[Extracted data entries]
▽

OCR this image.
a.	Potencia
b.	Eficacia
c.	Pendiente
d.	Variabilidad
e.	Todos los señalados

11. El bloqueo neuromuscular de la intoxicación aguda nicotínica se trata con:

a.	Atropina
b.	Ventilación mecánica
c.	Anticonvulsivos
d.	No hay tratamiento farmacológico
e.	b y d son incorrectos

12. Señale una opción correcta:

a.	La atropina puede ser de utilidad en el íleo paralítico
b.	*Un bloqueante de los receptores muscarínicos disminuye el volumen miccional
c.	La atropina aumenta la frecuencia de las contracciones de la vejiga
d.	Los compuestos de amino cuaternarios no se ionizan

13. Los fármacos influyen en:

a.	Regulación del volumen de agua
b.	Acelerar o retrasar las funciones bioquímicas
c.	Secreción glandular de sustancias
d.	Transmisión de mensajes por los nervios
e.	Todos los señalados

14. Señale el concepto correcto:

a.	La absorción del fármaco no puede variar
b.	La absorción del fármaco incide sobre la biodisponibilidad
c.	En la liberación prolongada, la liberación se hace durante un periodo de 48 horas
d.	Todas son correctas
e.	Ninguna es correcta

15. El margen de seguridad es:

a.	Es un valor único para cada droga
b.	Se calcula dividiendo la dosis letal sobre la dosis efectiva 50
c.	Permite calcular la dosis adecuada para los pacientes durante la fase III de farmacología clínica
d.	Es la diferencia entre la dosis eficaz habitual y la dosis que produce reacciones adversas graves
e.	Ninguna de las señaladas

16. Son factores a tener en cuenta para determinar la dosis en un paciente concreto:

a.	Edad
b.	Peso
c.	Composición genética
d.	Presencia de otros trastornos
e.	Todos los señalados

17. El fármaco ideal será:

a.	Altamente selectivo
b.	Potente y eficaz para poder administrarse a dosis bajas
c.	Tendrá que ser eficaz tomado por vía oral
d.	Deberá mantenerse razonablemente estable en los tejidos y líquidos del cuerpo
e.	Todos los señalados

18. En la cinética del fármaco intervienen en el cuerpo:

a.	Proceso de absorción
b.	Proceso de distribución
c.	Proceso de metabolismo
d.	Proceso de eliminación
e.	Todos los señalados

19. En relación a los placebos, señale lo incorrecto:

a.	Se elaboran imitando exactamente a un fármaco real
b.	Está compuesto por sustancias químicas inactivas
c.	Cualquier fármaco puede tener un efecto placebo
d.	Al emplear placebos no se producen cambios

△

Reproduce all the data word for word.

OCR this image.
a.	Potencia
b.	Eficacia
c.	Pendiente
d.	Variabilidad
e.	Todos los señalados

11. El bloqueo neuromuscular de la intoxicación aguda nicotínica se trata con:

a.	Atropina
b.	Ventilación mecánica
c.	Anticonvulsivos
d.	No hay tratamiento farmacológico
e.	b y d son incorrectos

12. Señale una opción correcta:

a.	La atropina puede ser de utilidad en el íleo paralítico
b.	*Un bloqueante de los receptores muscarínicos disminuye el volumen miccional
c.	La atropina aumenta la frecuencia de las contracciones de la vejiga
d.	Los compuestos de amino cuaternarios no se ionizan

13. Los fármacos influyen en:

a.	Regulación del volumen de agua
b.	Acelerar o retrasar las funciones bioquímicas
c.	Secreción glandular de sustancias
d.	Transmisión de mensajes por los nervios
e.	Todos los señalados

14. Señale el concepto correcto:

a.	La absorción del fármaco no puede variar
b.	La absorción del fármaco incide sobre la biodisponibilidad
c.	En la liberación prolongada, la liberación se hace durante un periodo de 48 horas
d.	Todas son correctas
e.	Ninguna es correcta

15. El margen de seguridad es:

a.	Es un valor único para cada droga
b.	Se calcula dividiendo la dosis letal sobre la dosis efectiva 50
c.	Permite calcular la dosis adecuada para los pacientes durante la fase III de farmacología clínica
d.	Es la diferencia entre la dosis eficaz habitual y la dosis que produce reacciones adversas graves
e.	Ninguna de las señaladas

16. Son factores a tener en cuenta para determinar la dosis en un paciente concreto:

a.	Edad
b.	Peso
c.	Composición genética
d.	Presencia de otros trastornos
e.	Todos los señalados

17. El fármaco ideal será:

a.	Altamente selectivo
b.	Potente y eficaz para poder administrarse a dosis bajas
c.	Tendrá que ser eficaz tomado por vía oral
d.	Deberá mantenerse razonablemente estable en los tejidos y líquidos del cuerpo
e.	Todos los señalados

18. En la cinética del fármaco intervienen en el cuerpo:

a.	Proceso de absorción
b.	Proceso de distribución
c.	Proceso de metabolismo
d.	Proceso de eliminación
e.	Todos los señalados

19. En relación a los placebos, señale lo incorrecto:

a.	Se elaboran imitando exactamente a un fármaco real
b.	Está compuesto por sustancias químicas inactivas
c.	Cualquier fármaco puede tener un efecto placebo
d.	Al emplear placebos no se producen cambios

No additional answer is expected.